◆ Your goal:
Go through the records and extract every line with the word "absorbed".

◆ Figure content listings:

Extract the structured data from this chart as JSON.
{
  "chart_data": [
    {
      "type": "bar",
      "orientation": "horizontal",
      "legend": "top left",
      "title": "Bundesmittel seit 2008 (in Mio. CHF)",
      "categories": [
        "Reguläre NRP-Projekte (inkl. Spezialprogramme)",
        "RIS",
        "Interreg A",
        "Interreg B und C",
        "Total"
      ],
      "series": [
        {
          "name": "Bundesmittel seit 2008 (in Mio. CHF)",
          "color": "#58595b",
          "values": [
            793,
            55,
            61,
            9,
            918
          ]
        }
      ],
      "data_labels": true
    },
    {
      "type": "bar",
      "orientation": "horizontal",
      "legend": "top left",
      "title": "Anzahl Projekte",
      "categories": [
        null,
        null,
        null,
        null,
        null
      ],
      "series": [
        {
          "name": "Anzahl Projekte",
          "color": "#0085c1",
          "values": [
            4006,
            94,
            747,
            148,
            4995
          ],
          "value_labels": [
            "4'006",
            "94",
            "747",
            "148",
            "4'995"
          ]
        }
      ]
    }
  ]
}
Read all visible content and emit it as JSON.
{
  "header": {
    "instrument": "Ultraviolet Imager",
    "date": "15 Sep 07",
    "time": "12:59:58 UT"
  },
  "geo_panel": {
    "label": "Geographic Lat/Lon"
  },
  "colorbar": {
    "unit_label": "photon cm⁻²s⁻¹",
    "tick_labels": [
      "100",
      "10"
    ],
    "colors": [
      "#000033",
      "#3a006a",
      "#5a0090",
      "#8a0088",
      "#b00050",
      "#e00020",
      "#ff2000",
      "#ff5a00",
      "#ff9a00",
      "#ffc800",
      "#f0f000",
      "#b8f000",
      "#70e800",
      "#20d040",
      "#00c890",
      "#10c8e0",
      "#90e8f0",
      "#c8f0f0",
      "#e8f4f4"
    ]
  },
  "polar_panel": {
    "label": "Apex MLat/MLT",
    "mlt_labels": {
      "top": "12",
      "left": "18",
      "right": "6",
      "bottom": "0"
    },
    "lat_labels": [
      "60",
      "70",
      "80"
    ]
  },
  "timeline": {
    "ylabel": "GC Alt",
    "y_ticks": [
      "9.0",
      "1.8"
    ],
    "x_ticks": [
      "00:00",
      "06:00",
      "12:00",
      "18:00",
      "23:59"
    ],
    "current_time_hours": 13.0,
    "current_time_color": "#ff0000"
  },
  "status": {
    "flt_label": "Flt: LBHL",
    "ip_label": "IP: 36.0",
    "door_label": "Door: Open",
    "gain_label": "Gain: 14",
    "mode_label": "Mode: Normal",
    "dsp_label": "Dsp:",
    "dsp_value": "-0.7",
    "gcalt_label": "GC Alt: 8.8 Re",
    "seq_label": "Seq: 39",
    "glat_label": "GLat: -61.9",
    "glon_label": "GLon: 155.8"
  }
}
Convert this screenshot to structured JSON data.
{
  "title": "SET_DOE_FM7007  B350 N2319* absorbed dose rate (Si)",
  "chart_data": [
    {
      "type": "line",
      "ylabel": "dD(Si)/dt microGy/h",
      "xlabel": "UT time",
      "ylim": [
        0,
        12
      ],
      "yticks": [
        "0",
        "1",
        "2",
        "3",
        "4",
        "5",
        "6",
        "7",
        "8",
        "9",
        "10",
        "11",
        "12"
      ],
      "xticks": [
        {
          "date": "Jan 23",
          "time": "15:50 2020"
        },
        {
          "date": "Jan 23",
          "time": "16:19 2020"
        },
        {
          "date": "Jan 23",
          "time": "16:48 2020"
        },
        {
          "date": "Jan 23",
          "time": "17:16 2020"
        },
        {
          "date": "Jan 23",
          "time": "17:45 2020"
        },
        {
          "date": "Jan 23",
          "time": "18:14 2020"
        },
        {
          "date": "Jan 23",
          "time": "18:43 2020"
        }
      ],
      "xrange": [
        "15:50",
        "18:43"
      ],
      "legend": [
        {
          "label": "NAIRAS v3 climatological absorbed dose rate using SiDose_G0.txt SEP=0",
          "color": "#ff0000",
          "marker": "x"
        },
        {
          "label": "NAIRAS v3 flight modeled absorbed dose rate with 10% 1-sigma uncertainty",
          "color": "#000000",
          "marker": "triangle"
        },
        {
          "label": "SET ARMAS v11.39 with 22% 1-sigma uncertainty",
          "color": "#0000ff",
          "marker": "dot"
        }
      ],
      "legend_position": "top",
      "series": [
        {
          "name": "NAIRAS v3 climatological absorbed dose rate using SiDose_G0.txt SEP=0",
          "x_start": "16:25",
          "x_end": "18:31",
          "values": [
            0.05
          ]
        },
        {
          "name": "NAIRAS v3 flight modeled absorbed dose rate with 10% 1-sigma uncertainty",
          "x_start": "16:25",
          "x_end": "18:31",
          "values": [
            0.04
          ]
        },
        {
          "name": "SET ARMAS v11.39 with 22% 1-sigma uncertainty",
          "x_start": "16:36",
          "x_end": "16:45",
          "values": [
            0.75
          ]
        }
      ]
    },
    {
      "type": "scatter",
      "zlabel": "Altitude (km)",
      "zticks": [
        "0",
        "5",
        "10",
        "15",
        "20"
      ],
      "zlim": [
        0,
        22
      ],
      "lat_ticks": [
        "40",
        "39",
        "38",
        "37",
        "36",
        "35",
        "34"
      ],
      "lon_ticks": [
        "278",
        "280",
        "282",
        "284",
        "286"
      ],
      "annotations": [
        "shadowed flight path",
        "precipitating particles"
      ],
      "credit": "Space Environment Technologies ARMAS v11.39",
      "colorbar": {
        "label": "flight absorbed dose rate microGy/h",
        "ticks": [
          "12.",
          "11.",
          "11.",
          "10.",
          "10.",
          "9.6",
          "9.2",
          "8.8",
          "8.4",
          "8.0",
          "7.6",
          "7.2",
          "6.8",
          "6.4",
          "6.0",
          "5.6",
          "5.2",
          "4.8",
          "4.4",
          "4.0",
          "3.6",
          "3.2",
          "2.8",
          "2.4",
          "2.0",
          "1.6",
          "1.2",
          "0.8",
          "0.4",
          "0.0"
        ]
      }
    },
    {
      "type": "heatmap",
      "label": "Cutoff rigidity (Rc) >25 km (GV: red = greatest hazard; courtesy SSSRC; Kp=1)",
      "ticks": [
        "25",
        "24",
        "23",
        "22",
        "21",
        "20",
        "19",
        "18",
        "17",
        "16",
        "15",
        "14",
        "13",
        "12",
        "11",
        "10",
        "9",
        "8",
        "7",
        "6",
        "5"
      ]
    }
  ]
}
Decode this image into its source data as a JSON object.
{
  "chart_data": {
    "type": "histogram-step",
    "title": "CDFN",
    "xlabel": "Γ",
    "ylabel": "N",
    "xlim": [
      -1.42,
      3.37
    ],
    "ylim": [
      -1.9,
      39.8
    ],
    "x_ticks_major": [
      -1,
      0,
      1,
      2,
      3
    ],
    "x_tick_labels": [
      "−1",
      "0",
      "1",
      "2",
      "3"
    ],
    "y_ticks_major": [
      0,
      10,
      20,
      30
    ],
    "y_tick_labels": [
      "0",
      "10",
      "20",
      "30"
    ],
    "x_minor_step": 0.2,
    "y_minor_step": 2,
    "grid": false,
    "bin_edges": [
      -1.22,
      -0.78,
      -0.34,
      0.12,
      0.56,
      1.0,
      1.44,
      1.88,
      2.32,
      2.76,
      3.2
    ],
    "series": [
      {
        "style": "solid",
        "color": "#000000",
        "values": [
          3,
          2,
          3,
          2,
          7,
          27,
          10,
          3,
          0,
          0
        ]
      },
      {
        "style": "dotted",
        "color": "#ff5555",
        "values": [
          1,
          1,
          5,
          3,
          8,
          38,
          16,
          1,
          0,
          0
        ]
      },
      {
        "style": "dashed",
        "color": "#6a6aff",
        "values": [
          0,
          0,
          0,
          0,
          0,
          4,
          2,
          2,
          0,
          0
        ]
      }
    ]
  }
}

◆ Solution:
  "title": "SET_DOE_FM7007  B350 N2319* absorbed dose rate (Si)",
          "label": "NAIRAS v3 climatological absorbed dose rate using SiDose_G0.txt SEP=0",
          "label": "NAIRAS v3 flight modeled absorbed dose rate with 10% 1-sigma uncertainty",
          "name": "NAIRAS v3 climatological absorbed dose rate using SiDose_G0.txt SEP=0",
          "name": "NAIRAS v3 flight modeled absorbed dose rate with 10% 1-sigma uncertainty",
        "label": "flight absorbed dose rate microGy/h",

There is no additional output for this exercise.